### The task:
Reproduce the text of these records word for word, leaving out the pictures.
── Stored records
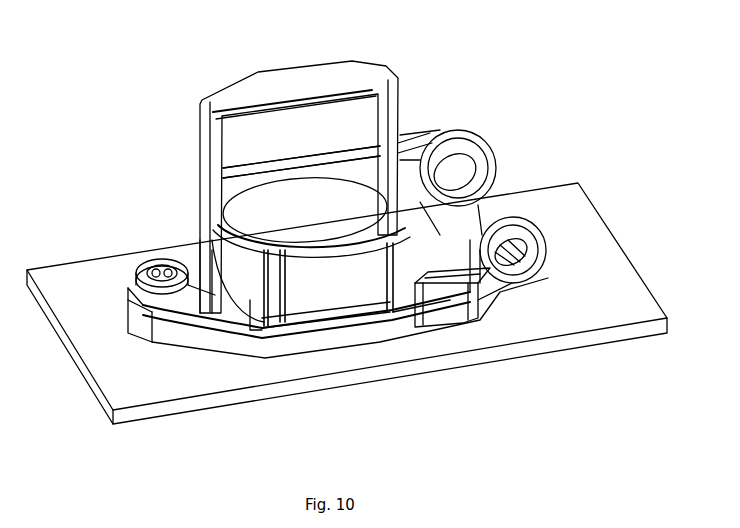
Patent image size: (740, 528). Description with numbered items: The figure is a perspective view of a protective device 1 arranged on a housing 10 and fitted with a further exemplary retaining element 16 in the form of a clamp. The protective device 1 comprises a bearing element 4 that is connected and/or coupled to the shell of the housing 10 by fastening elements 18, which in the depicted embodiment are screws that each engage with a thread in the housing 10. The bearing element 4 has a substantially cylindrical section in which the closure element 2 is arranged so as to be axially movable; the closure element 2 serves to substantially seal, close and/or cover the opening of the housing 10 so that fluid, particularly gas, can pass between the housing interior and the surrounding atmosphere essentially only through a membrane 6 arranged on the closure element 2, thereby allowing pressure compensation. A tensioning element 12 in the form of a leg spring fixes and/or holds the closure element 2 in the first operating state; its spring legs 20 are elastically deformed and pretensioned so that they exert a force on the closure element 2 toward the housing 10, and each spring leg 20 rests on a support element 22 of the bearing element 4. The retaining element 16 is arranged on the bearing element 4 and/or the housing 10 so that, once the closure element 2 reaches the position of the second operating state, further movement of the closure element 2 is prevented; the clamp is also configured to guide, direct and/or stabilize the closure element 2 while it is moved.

The protective device 1 is at (589, 95).
The closure element 2 is at (198, 228).
The bearing element 4 is at (352, 290).
The membrane 6 is at (306, 226).
The housing 10 is at (596, 248).
The tensioning element 12 is at (480, 148).
The retaining element 16 is at (400, 82).
The fastening element 18 is at (150, 268).
The spring leg 20 is at (340, 157).
The support element 22 is at (256, 330).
────
### Final result:
Patent image size: (740, 528). Description with numbered items: The figure is a perspective view of a protective device 1 arranged on a housing 10 and fitted with a further exemplary retaining element 16 in the form of a clamp. The protective device 1 comprises a bearing element 4 that is connected and/or coupled to the shell of the housing 10 by fastening elements 18, which in the depicted embodiment are screws that each engage with a thread in the housing 10. The bearing element 4 has a substantially cylindrical section in which the closure element 2 is arranged so as to be axially movable; the closure element 2 serves to substantially seal, close and/or cover the opening of the housing 10 so that fluid, particularly gas, can pass between the housing interior and the surrounding atmosphere essentially only through a membrane 6 arranged on the closure element 2, thereby allowing pressure compensation. A tensioning element 12 in the form of a leg spring fixes and/or holds the closure element 2 in the first operating state; its spring legs 20 are elastically deformed and pretensioned so that they exert a force on the closure element 2 toward the housing 10, and each spring leg 20 rests on a support element 22 of the bearing element 4. The retaining element 16 is arranged on the bearing element 4 and/or the housing 10 so that, once the closure element 2 reaches the position of the second operating state, further movement of the closure element 2 is prevented; the clamp is also configured to guide, direct and/or stabilize the closure element 2 while it is moved.

The protective device 1 is at (589, 95).
The closure element 2 is at (198, 228).
The bearing element 4 is at (352, 290).
The membrane 6 is at (306, 226).
The housing 10 is at (596, 248).
The tensioning element 12 is at (480, 148).
The retaining element 16 is at (400, 82).
The fastening element 18 is at (150, 268).
The spring leg 20 is at (340, 157).
The support element 22 is at (256, 330).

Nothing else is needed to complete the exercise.